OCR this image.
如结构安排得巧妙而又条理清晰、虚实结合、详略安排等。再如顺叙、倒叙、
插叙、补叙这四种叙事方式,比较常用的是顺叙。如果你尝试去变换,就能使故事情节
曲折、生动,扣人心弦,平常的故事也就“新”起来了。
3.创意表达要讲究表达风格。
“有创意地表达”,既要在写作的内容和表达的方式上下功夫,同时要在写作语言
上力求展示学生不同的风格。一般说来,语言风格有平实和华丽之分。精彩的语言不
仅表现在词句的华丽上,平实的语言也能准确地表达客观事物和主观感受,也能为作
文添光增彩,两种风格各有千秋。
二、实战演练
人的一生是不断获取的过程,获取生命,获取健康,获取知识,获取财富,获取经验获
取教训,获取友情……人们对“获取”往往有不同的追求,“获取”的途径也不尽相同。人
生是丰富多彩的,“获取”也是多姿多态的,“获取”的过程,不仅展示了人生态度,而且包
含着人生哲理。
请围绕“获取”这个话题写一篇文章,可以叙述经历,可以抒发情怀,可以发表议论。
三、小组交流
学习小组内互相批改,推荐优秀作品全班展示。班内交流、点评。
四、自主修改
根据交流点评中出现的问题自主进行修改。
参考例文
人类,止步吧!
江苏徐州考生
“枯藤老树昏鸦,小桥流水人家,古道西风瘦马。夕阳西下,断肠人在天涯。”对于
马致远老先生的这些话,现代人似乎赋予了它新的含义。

_____

§ **Instruction**
Each line above must be printed exactly as it appears.

§ **The answer**
OCR this image.
如结构安排得巧妙而又条理清晰、虚实结合、详略安排等。再如顺叙、倒叙、
插叙、补叙这四种叙事方式,比较常用的是顺叙。如果你尝试去变换,就能使故事情节
曲折、生动,扣人心弦,平常的故事也就“新”起来了。
3.创意表达要讲究表达风格。
“有创意地表达”,既要在写作的内容和表达的方式上下功夫,同时要在写作语言
上力求展示学生不同的风格。一般说来,语言风格有平实和华丽之分。精彩的语言不
仅表现在词句的华丽上,平实的语言也能准确地表达客观事物和主观感受,也能为作
文添光增彩,两种风格各有千秋。
二、实战演练
人的一生是不断获取的过程,获取生命,获取健康,获取知识,获取财富,获取经验获
取教训,获取友情……人们对“获取”往往有不同的追求,“获取”的途径也不尽相同。人
生是丰富多彩的,“获取”也是多姿多态的,“获取”的过程,不仅展示了人生态度,而且包
含着人生哲理。
请围绕“获取”这个话题写一篇文章,可以叙述经历,可以抒发情怀,可以发表议论。
三、小组交流
学习小组内互相批改,推荐优秀作品全班展示。班内交流、点评。
四、自主修改
根据交流点评中出现的问题自主进行修改。
参考例文
人类,止步吧!
江苏徐州考生
“枯藤老树昏鸦,小桥流水人家,古道西风瘦马。夕阳西下,断肠人在天涯。”对于
马致远老先生的这些话,现代人似乎赋予了它新的含义。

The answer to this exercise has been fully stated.